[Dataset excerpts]
** Begin **

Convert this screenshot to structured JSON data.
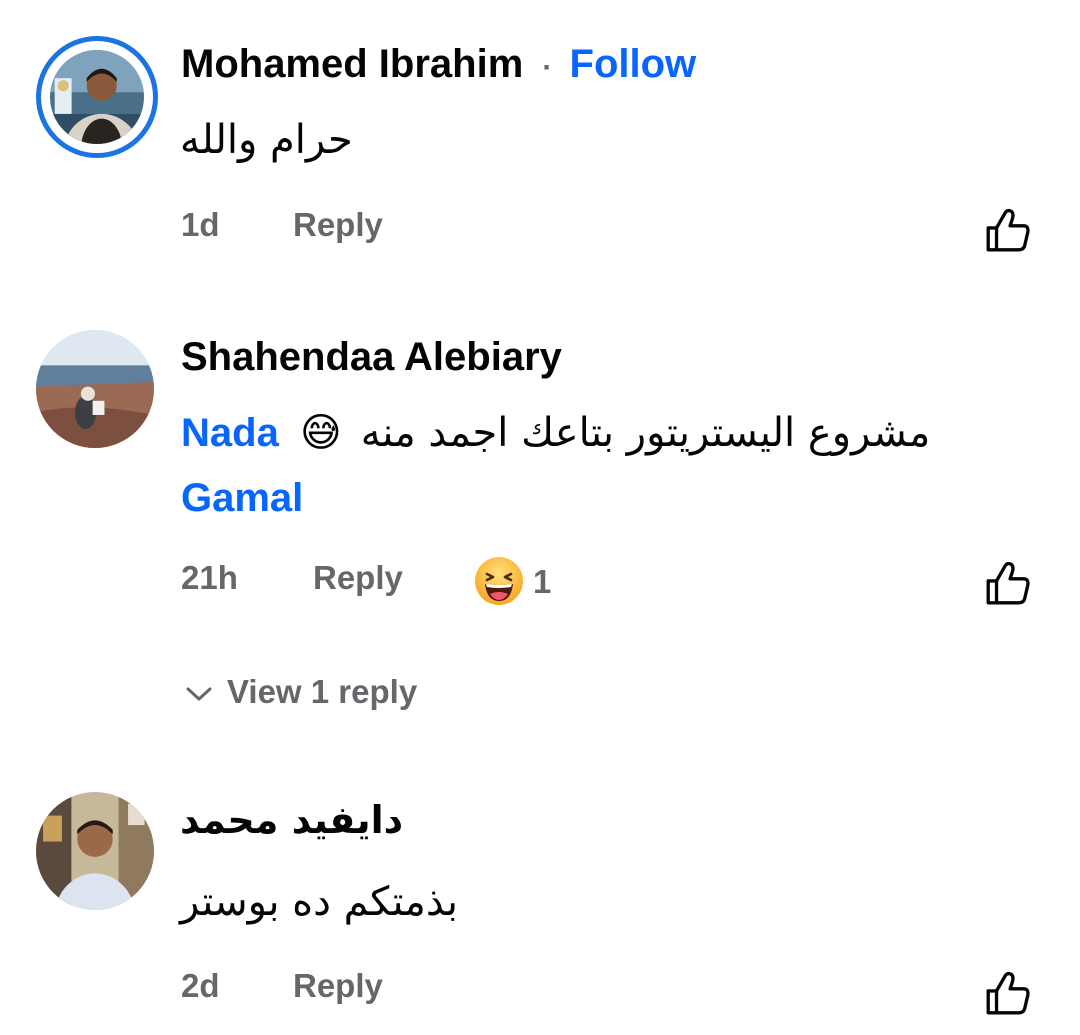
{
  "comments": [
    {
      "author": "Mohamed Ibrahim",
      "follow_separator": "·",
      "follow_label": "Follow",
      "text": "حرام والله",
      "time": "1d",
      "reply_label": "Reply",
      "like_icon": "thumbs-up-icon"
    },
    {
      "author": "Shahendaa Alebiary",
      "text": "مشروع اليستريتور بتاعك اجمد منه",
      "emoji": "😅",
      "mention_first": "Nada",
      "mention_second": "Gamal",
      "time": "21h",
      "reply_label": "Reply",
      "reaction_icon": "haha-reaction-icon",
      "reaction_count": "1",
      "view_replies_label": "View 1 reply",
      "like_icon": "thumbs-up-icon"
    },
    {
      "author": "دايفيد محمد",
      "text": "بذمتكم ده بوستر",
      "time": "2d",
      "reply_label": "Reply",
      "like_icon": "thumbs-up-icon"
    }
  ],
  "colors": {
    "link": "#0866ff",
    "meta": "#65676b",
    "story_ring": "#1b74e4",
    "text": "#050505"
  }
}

** End **

● **WHAT TO WORK ON**:
Give all the lines above again, character for character, without pictures.

● **EXERCISE ANSWER**:
Convert this screenshot to structured JSON data.
{
  "comments": [
    {
      "author": "Mohamed Ibrahim",
      "follow_separator": "·",
      "follow_label": "Follow",
      "text": "حرام والله",
      "time": "1d",
      "reply_label": "Reply",
      "like_icon": "thumbs-up-icon"
    },
    {
      "author": "Shahendaa Alebiary",
      "text": "مشروع اليستريتور بتاعك اجمد منه",
      "emoji": "😅",
      "mention_first": "Nada",
      "mention_second": "Gamal",
      "time": "21h",
      "reply_label": "Reply",
      "reaction_icon": "haha-reaction-icon",
      "reaction_count": "1",
      "view_replies_label": "View 1 reply",
      "like_icon": "thumbs-up-icon"
    },
    {
      "author": "دايفيد محمد",
      "text": "بذمتكم ده بوستر",
      "time": "2d",
      "reply_label": "Reply",
      "like_icon": "thumbs-up-icon"
    }
  ],
  "colors": {
    "link": "#0866ff",
    "meta": "#65676b",
    "story_ring": "#1b74e4",
    "text": "#050505"
  }
}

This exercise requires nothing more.